Extract and list every line that contains the word "this".

# start of Dataset records

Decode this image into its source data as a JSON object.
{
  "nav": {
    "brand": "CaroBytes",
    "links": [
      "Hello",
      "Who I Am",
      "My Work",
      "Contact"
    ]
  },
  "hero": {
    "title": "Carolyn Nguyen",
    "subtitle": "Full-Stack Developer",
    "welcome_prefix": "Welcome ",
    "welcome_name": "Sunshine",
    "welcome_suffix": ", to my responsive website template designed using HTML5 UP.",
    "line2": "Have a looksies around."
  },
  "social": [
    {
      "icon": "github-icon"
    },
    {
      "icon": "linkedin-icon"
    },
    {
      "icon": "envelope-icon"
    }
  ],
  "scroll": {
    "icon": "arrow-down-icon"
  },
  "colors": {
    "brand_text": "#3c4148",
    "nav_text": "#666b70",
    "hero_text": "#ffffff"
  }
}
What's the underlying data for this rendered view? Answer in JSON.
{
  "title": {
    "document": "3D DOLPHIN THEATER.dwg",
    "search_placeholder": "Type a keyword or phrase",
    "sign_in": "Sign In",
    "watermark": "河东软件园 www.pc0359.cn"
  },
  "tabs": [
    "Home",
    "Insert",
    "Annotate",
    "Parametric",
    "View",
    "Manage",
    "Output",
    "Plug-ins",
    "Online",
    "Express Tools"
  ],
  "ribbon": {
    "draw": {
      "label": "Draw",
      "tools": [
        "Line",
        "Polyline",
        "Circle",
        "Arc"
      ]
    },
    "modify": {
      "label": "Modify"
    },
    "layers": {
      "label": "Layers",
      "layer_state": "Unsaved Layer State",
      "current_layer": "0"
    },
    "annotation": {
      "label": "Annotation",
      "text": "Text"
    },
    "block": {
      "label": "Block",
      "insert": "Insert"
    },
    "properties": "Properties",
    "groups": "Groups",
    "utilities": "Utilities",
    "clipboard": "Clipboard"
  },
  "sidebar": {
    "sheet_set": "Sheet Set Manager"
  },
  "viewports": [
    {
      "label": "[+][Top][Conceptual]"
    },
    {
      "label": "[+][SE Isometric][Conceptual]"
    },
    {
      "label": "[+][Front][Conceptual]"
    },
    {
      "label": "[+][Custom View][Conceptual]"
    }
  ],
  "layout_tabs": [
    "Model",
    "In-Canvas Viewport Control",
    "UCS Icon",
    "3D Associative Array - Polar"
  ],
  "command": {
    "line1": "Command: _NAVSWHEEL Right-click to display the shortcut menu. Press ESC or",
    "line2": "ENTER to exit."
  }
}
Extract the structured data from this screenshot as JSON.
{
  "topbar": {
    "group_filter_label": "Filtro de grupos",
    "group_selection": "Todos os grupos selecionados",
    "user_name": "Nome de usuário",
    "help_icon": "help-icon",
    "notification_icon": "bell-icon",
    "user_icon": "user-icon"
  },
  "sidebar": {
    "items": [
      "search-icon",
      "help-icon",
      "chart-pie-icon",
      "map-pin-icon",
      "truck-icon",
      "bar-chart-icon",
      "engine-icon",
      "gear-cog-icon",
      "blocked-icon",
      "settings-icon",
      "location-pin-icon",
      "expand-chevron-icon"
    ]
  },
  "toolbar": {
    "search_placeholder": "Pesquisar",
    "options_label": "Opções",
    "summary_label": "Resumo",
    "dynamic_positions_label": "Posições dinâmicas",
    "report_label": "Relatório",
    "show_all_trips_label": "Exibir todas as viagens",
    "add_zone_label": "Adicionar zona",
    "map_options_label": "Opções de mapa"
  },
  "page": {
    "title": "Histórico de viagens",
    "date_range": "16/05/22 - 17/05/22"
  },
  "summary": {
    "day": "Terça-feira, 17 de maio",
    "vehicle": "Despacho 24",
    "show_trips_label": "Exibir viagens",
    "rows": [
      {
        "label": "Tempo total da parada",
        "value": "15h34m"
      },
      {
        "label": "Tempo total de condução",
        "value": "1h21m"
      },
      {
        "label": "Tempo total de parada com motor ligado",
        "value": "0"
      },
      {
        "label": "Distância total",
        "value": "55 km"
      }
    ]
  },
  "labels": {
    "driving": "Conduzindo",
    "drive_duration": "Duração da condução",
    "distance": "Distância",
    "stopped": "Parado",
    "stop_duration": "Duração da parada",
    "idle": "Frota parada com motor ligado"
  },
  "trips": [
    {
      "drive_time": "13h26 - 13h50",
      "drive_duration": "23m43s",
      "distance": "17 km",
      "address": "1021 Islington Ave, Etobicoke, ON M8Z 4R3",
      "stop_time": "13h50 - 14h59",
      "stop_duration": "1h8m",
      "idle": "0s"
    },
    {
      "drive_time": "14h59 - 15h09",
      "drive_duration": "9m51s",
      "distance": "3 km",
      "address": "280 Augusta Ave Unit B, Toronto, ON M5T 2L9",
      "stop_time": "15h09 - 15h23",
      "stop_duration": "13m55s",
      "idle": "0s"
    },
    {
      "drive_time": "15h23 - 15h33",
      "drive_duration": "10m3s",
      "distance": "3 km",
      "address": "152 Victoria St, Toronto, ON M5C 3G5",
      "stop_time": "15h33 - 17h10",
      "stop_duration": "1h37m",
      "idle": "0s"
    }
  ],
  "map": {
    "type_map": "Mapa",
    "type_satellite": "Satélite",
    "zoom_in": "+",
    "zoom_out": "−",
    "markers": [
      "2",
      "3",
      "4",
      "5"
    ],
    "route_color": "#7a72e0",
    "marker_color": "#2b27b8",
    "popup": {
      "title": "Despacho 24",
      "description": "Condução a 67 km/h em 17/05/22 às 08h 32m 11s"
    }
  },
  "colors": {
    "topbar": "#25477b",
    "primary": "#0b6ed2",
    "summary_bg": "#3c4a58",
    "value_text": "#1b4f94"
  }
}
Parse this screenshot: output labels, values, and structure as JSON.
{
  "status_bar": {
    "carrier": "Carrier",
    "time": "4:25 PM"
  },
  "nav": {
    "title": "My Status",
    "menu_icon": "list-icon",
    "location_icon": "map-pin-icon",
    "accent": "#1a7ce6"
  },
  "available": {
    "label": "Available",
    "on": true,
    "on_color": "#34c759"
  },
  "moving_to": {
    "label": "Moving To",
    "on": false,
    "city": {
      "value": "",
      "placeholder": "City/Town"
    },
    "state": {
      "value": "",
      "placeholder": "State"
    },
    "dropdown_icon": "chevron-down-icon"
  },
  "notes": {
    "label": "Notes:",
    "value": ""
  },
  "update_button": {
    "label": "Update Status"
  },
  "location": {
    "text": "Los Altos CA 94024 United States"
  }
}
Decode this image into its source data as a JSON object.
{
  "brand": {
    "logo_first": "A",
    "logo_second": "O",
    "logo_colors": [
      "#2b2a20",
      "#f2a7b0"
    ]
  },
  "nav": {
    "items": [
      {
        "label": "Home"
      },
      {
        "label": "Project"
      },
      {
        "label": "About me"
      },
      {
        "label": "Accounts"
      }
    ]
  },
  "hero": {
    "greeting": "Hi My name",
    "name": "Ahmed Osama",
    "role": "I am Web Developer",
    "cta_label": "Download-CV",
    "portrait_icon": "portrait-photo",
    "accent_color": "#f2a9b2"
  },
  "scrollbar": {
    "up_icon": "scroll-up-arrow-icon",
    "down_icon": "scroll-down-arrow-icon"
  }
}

# end of Dataset records

Written answer —
Decode this image into its source data as a JSON object.
What's the underlying data for this rendered view? Answer in JSON.
Extract the structured data from this screenshot as JSON.
Parse this screenshot: output labels, values, and structure as JSON.
Decode this image into its source data as a JSON object.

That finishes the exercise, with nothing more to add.